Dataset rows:
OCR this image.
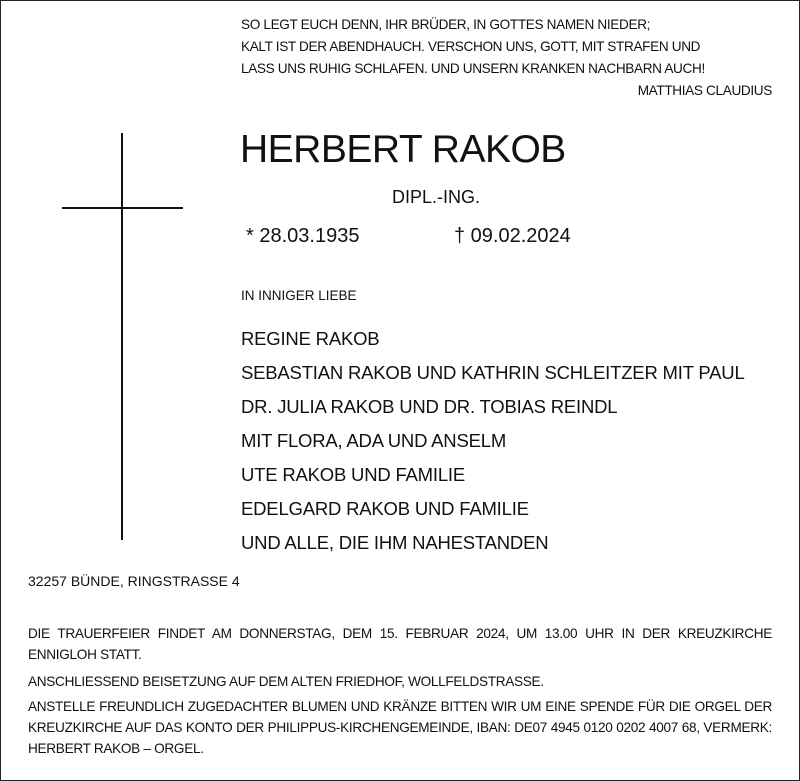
SO LEGT EUCH DENN, IHR BRÜDER, IN GOTTES NAMEN NIEDER;
KALT IST DER ABENDHAUCH. VERSCHON UNS, GOTT, MIT STRAFEN UND
LASS UNS RUHIG SCHLAFEN. UND UNSERN KRANKEN NACHBARN AUCH!
MATTHIAS CLAUDIUS
HERBERT RAKOB
DIPL.-ING.
* 28.03.1935	† 09.02.2024
IN INNIGER LIEBE
REGINE RAKOB
SEBASTIAN RAKOB UND KATHRIN SCHLEITZER MIT PAUL
DR. JULIA RAKOB UND DR. TOBIAS REINDL
MIT FLORA, ADA UND ANSELM
UTE RAKOB UND FAMILIE
EDELGARD RAKOB UND FAMILIE
UND ALLE, DIE IHM NAHESTANDEN
32257 BÜNDE, RINGSTRASSE 4
DIE TRAUERFEIER FINDET AM DONNERSTAG, DEM 15. FEBRUAR 2024, UM 13.00 UHR IN DER KREUZKIRCHE ENNIGLOH STATT.
ANSCHLIESSEND BEISETZUNG AUF DEM ALTEN FRIEDHOF, WOLLFELDSTRASSE.
ANSTELLE FREUNDLICH ZUGEDACHTER BLUMEN UND KRÄNZE BITTEN WIR UM EINE SPENDE FÜR DIE ORGEL DER KREUZKIRCHE AUF DAS KONTO DER PHILIPPUS-KIRCHENGEMEINDE, IBAN: DE07 4945 0120 0202 4007 68, VERMERK: HERBERT RAKOB – ORGEL.
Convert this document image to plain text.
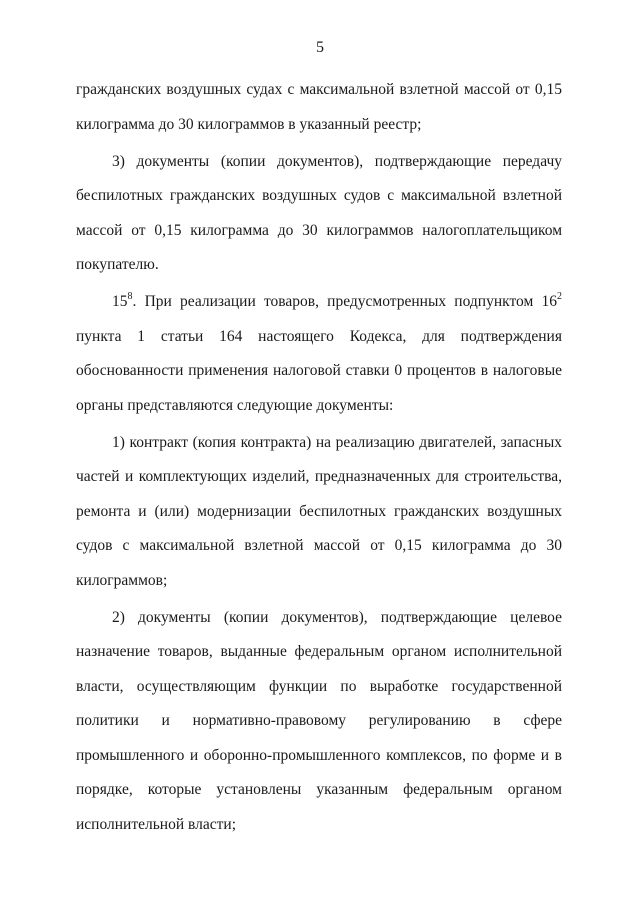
5

гражданских воздушных судах с максимальной взлетной массой от 0,15 килограмма до 30 килограммов в указанный реестр;

3) документы (копии документов), подтверждающие передачу беспилотных гражданских воздушных судов с максимальной взлетной массой от 0,15 килограмма до 30 килограммов налогоплательщиком покупателю.

$15^8$. При реализации товаров, предусмотренных подпунктом $16^2$ пункта 1 статьи 164 настоящего Кодекса, для подтверждения обоснованности применения налоговой ставки 0 процентов в налоговые органы представляются следующие документы:

1) контракт (копия контракта) на реализацию двигателей, запасных частей и комплектующих изделий, предназначенных для строительства, ремонта и (или) модернизации беспилотных гражданских воздушных судов с максимальной взлетной массой от 0,15 килограмма до 30 килограммов;

2) документы (копии документов), подтверждающие целевое назначение товаров, выданные федеральным органом исполнительной власти, осуществляющим функции по выработке государственной политики и нормативно-правовому регулированию в сфере промышленного и оборонно-промышленного комплексов, по форме и в порядке, которые установлены указанным федеральным органом исполнительной власти;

Task prompt: Would you return the data exactly as written, without the pictures?

Problem solution:
OCR this image.
SO LEGT EUCH DENN, IHR BRÜDER, IN GOTTES NAMEN NIEDER;
KALT IST DER ABENDHAUCH. VERSCHON UNS, GOTT, MIT STRAFEN UND
LASS UNS RUHIG SCHLAFEN. UND UNSERN KRANKEN NACHBARN AUCH!
MATTHIAS CLAUDIUS
HERBERT RAKOB
DIPL.-ING.
* 28.03.1935	† 09.02.2024
IN INNIGER LIEBE
REGINE RAKOB
SEBASTIAN RAKOB UND KATHRIN SCHLEITZER MIT PAUL
DR. JULIA RAKOB UND DR. TOBIAS REINDL
MIT FLORA, ADA UND ANSELM
UTE RAKOB UND FAMILIE
EDELGARD RAKOB UND FAMILIE
UND ALLE, DIE IHM NAHESTANDEN
32257 BÜNDE, RINGSTRASSE 4
DIE TRAUERFEIER FINDET AM DONNERSTAG, DEM 15. FEBRUAR 2024, UM 13.00 UHR IN DER KREUZKIRCHE ENNIGLOH STATT.
ANSCHLIESSEND BEISETZUNG AUF DEM ALTEN FRIEDHOF, WOLLFELDSTRASSE.
ANSTELLE FREUNDLICH ZUGEDACHTER BLUMEN UND KRÄNZE BITTEN WIR UM EINE SPENDE FÜR DIE ORGEL DER KREUZKIRCHE AUF DAS KONTO DER PHILIPPUS-KIRCHENGEMEINDE, IBAN: DE07 4945 0120 0202 4007 68, VERMERK: HERBERT RAKOB – ORGEL.
Convert this document image to plain text.
5

гражданских воздушных судах с максимальной взлетной массой от 0,15 килограмма до 30 килограммов в указанный реестр;

3) документы (копии документов), подтверждающие передачу беспилотных гражданских воздушных судов с максимальной взлетной массой от 0,15 килограмма до 30 килограммов налогоплательщиком покупателю.

$15^8$. При реализации товаров, предусмотренных подпунктом $16^2$ пункта 1 статьи 164 настоящего Кодекса, для подтверждения обоснованности применения налоговой ставки 0 процентов в налоговые органы представляются следующие документы:

1) контракт (копия контракта) на реализацию двигателей, запасных частей и комплектующих изделий, предназначенных для строительства, ремонта и (или) модернизации беспилотных гражданских воздушных судов с максимальной взлетной массой от 0,15 килограмма до 30 килограммов;

2) документы (копии документов), подтверждающие целевое назначение товаров, выданные федеральным органом исполнительной власти, осуществляющим функции по выработке государственной политики и нормативно-правовому регулированию в сфере промышленного и оборонно-промышленного комплексов, по форме и в порядке, которые установлены указанным федеральным органом исполнительной власти;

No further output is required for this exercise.